— Begin —
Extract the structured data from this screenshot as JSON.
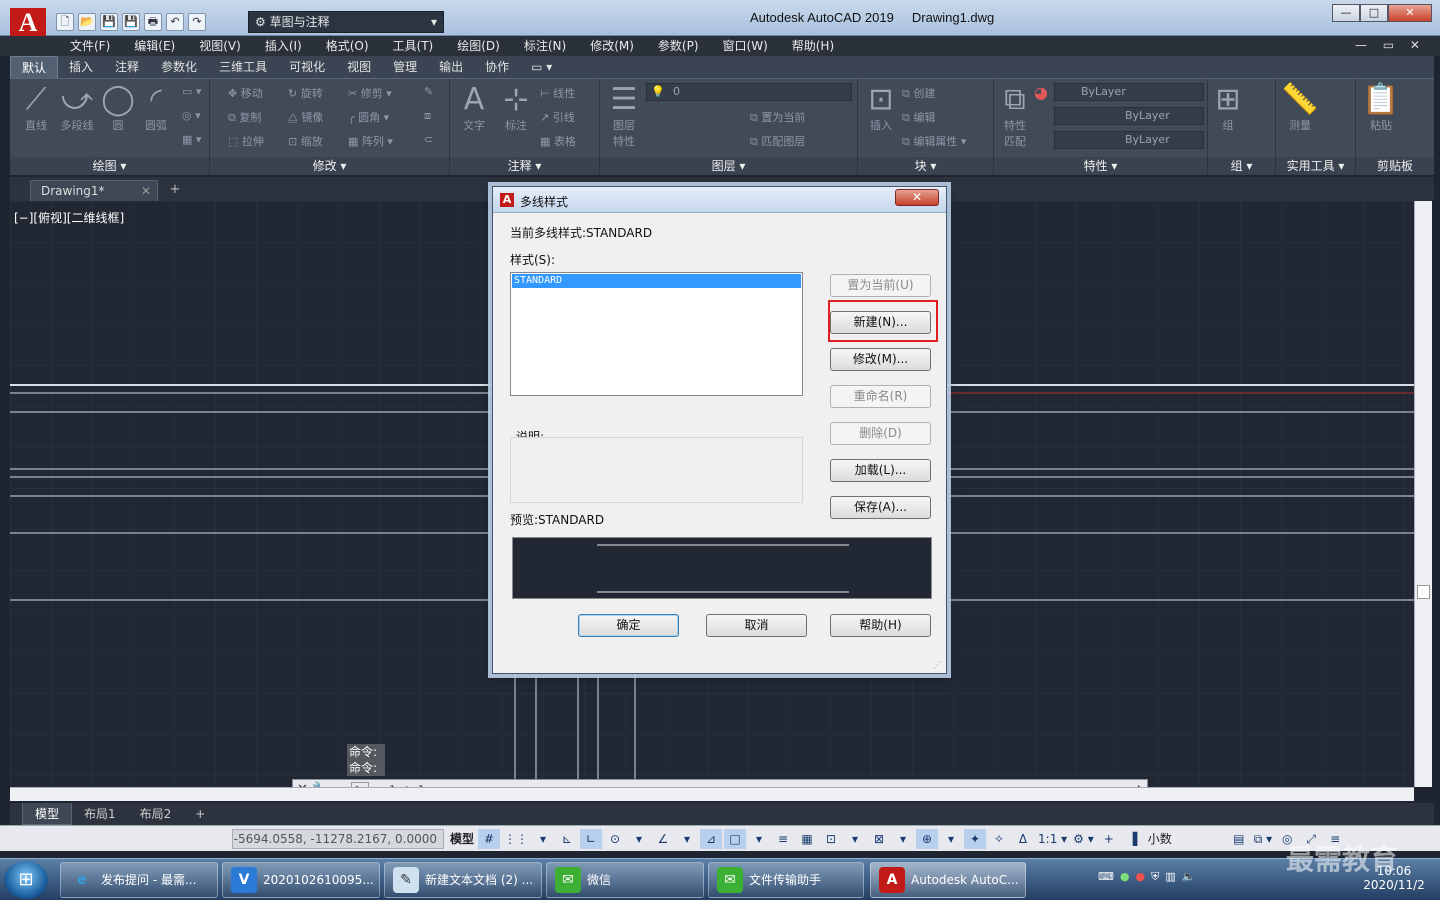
{
  "app": {
    "logo": "A",
    "title": "Autodesk AutoCAD 2019",
    "drawing_name": "Drawing1.dwg",
    "workspace": "草图与注释",
    "window_buttons": [
      "—",
      "□",
      "✕"
    ],
    "mdi_buttons": "— ▭ ✕"
  },
  "quick_access": [
    "🗋",
    "📂",
    "💾",
    "💾",
    "🖶",
    "↶",
    "↷"
  ],
  "menubar": [
    "文件(F)",
    "编辑(E)",
    "视图(V)",
    "插入(I)",
    "格式(O)",
    "工具(T)",
    "绘图(D)",
    "标注(N)",
    "修改(M)",
    "参数(P)",
    "窗口(W)",
    "帮助(H)"
  ],
  "ribbon_tabs": [
    "默认",
    "插入",
    "注释",
    "参数化",
    "三维工具",
    "可视化",
    "视图",
    "管理",
    "输出",
    "协作",
    "▭ ▾"
  ],
  "ribbon": {
    "draw": {
      "title": "绘图 ▾",
      "line": "直线",
      "polyline": "多段线",
      "circle": "圆",
      "arc": "圆弧"
    },
    "modify": {
      "title": "修改 ▾",
      "move": "移动",
      "rotate": "旋转",
      "trim": "修剪",
      "copy": "复制",
      "mirror": "镜像",
      "fillet": "圆角",
      "stretch": "拉伸",
      "scale": "缩放",
      "array": "阵列"
    },
    "annotation": {
      "title": "注释 ▾",
      "text": "文字",
      "dimension": "标注",
      "linear": "线性",
      "leader": "引线",
      "table": "表格"
    },
    "layers": {
      "title": "图层 ▾",
      "layer_props": "图层\n特性",
      "current_layer": "0",
      "make_current": "置为当前",
      "match_layer": "匹配图层"
    },
    "block": {
      "title": "块 ▾",
      "insert": "插入",
      "create": "创建",
      "edit": "编辑",
      "edit_attr": "编辑属性"
    },
    "properties": {
      "title": "特性 ▾",
      "match": "特性\n匹配",
      "color": "ByLayer",
      "linetype": "ByLayer",
      "lineweight": "ByLayer"
    },
    "groups": {
      "title": "组 ▾",
      "group": "组"
    },
    "utilities": {
      "title": "实用工具 ▾",
      "measure": "测量"
    },
    "clipboard": {
      "title": "剪贴板",
      "paste": "粘贴"
    }
  },
  "doc_tab": {
    "name": "Drawing1*",
    "close": "✕",
    "add": "+"
  },
  "viewport_label": "[−][俯视][二维线框]",
  "command": {
    "history": [
      "命令:",
      "命令:"
    ],
    "input": "_mlstyle",
    "close": "✕ 🔧",
    "prompt_icon": "▶"
  },
  "layout_tabs": [
    "模型",
    "布局1",
    "布局2",
    "+"
  ],
  "status": {
    "coords": "-5694.0558, -11278.2167, 0.0000",
    "model": "模型",
    "icons": [
      "#",
      "⋮⋮",
      "▾",
      "⊾",
      "∟",
      "⊙",
      "▾",
      "∠",
      "▾",
      "⊿",
      "□",
      "▾",
      "≡",
      "▦",
      "⊡",
      "▾",
      "⊠",
      "▾",
      "⊕",
      "▾",
      "✦",
      "✧",
      "ᐃ"
    ],
    "scale": "1:1 ▾",
    "units": "小数"
  },
  "taskbar": {
    "start": "⊞",
    "items": [
      {
        "label": "发布提问 - 最需...",
        "icon": "e"
      },
      {
        "label": "2020102610095...",
        "icon": "V"
      },
      {
        "label": "新建文本文档 (2) ...",
        "icon": "✎"
      },
      {
        "label": "微信",
        "icon": "✉"
      },
      {
        "label": "文件传输助手",
        "icon": "✉"
      },
      {
        "label": "Autodesk AutoC...",
        "icon": "A"
      }
    ],
    "clock_time": "10:06",
    "clock_date": "2020/11/2",
    "watermark": "最需教育"
  },
  "dialog": {
    "title": "多线样式",
    "icon": "A",
    "close": "✕",
    "current_style_label": "当前多线样式:STANDARD",
    "styles_label": "样式(S):",
    "styles": [
      "STANDARD"
    ],
    "description_label": "说明:",
    "preview_label": "预览:STANDARD",
    "buttons": {
      "set_current": "置为当前(U)",
      "new": "新建(N)...",
      "modify": "修改(M)...",
      "rename": "重命名(R)",
      "delete": "删除(D)",
      "load": "加载(L)...",
      "save": "保存(A)...",
      "ok": "确定",
      "cancel": "取消",
      "help": "帮助(H)"
    }
  },
  "colors": {
    "canvas": "#212833",
    "highlight": "#e02020",
    "selection": "#3399ff",
    "ribbon": "#414a57"
  }
}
— End —
What you need to do =
Quote every entry exactly, with the pictures omitted.

Exercise answer =
Extract the structured data from this screenshot as JSON.
{
  "app": {
    "logo": "A",
    "title": "Autodesk AutoCAD 2019",
    "drawing_name": "Drawing1.dwg",
    "workspace": "草图与注释",
    "window_buttons": [
      "—",
      "□",
      "✕"
    ],
    "mdi_buttons": "— ▭ ✕"
  },
  "quick_access": [
    "🗋",
    "📂",
    "💾",
    "💾",
    "🖶",
    "↶",
    "↷"
  ],
  "menubar": [
    "文件(F)",
    "编辑(E)",
    "视图(V)",
    "插入(I)",
    "格式(O)",
    "工具(T)",
    "绘图(D)",
    "标注(N)",
    "修改(M)",
    "参数(P)",
    "窗口(W)",
    "帮助(H)"
  ],
  "ribbon_tabs": [
    "默认",
    "插入",
    "注释",
    "参数化",
    "三维工具",
    "可视化",
    "视图",
    "管理",
    "输出",
    "协作",
    "▭ ▾"
  ],
  "ribbon": {
    "draw": {
      "title": "绘图 ▾",
      "line": "直线",
      "polyline": "多段线",
      "circle": "圆",
      "arc": "圆弧"
    },
    "modify": {
      "title": "修改 ▾",
      "move": "移动",
      "rotate": "旋转",
      "trim": "修剪",
      "copy": "复制",
      "mirror": "镜像",
      "fillet": "圆角",
      "stretch": "拉伸",
      "scale": "缩放",
      "array": "阵列"
    },
    "annotation": {
      "title": "注释 ▾",
      "text": "文字",
      "dimension": "标注",
      "linear": "线性",
      "leader": "引线",
      "table": "表格"
    },
    "layers": {
      "title": "图层 ▾",
      "layer_props": "图层\n特性",
      "current_layer": "0",
      "make_current": "置为当前",
      "match_layer": "匹配图层"
    },
    "block": {
      "title": "块 ▾",
      "insert": "插入",
      "create": "创建",
      "edit": "编辑",
      "edit_attr": "编辑属性"
    },
    "properties": {
      "title": "特性 ▾",
      "match": "特性\n匹配",
      "color": "ByLayer",
      "linetype": "ByLayer",
      "lineweight": "ByLayer"
    },
    "groups": {
      "title": "组 ▾",
      "group": "组"
    },
    "utilities": {
      "title": "实用工具 ▾",
      "measure": "测量"
    },
    "clipboard": {
      "title": "剪贴板",
      "paste": "粘贴"
    }
  },
  "doc_tab": {
    "name": "Drawing1*",
    "close": "✕",
    "add": "+"
  },
  "viewport_label": "[−][俯视][二维线框]",
  "command": {
    "history": [
      "命令:",
      "命令:"
    ],
    "input": "_mlstyle",
    "close": "✕ 🔧",
    "prompt_icon": "▶"
  },
  "layout_tabs": [
    "模型",
    "布局1",
    "布局2",
    "+"
  ],
  "status": {
    "coords": "-5694.0558, -11278.2167, 0.0000",
    "model": "模型",
    "icons": [
      "#",
      "⋮⋮",
      "▾",
      "⊾",
      "∟",
      "⊙",
      "▾",
      "∠",
      "▾",
      "⊿",
      "□",
      "▾",
      "≡",
      "▦",
      "⊡",
      "▾",
      "⊠",
      "▾",
      "⊕",
      "▾",
      "✦",
      "✧",
      "ᐃ"
    ],
    "scale": "1:1 ▾",
    "units": "小数"
  },
  "taskbar": {
    "start": "⊞",
    "items": [
      {
        "label": "发布提问 - 最需...",
        "icon": "e"
      },
      {
        "label": "2020102610095...",
        "icon": "V"
      },
      {
        "label": "新建文本文档 (2) ...",
        "icon": "✎"
      },
      {
        "label": "微信",
        "icon": "✉"
      },
      {
        "label": "文件传输助手",
        "icon": "✉"
      },
      {
        "label": "Autodesk AutoC...",
        "icon": "A"
      }
    ],
    "clock_time": "10:06",
    "clock_date": "2020/11/2",
    "watermark": "最需教育"
  },
  "dialog": {
    "title": "多线样式",
    "icon": "A",
    "close": "✕",
    "current_style_label": "当前多线样式:STANDARD",
    "styles_label": "样式(S):",
    "styles": [
      "STANDARD"
    ],
    "description_label": "说明:",
    "preview_label": "预览:STANDARD",
    "buttons": {
      "set_current": "置为当前(U)",
      "new": "新建(N)...",
      "modify": "修改(M)...",
      "rename": "重命名(R)",
      "delete": "删除(D)",
      "load": "加载(L)...",
      "save": "保存(A)...",
      "ok": "确定",
      "cancel": "取消",
      "help": "帮助(H)"
    }
  },
  "colors": {
    "canvas": "#212833",
    "highlight": "#e02020",
    "selection": "#3399ff",
    "ribbon": "#414a57"
  }
}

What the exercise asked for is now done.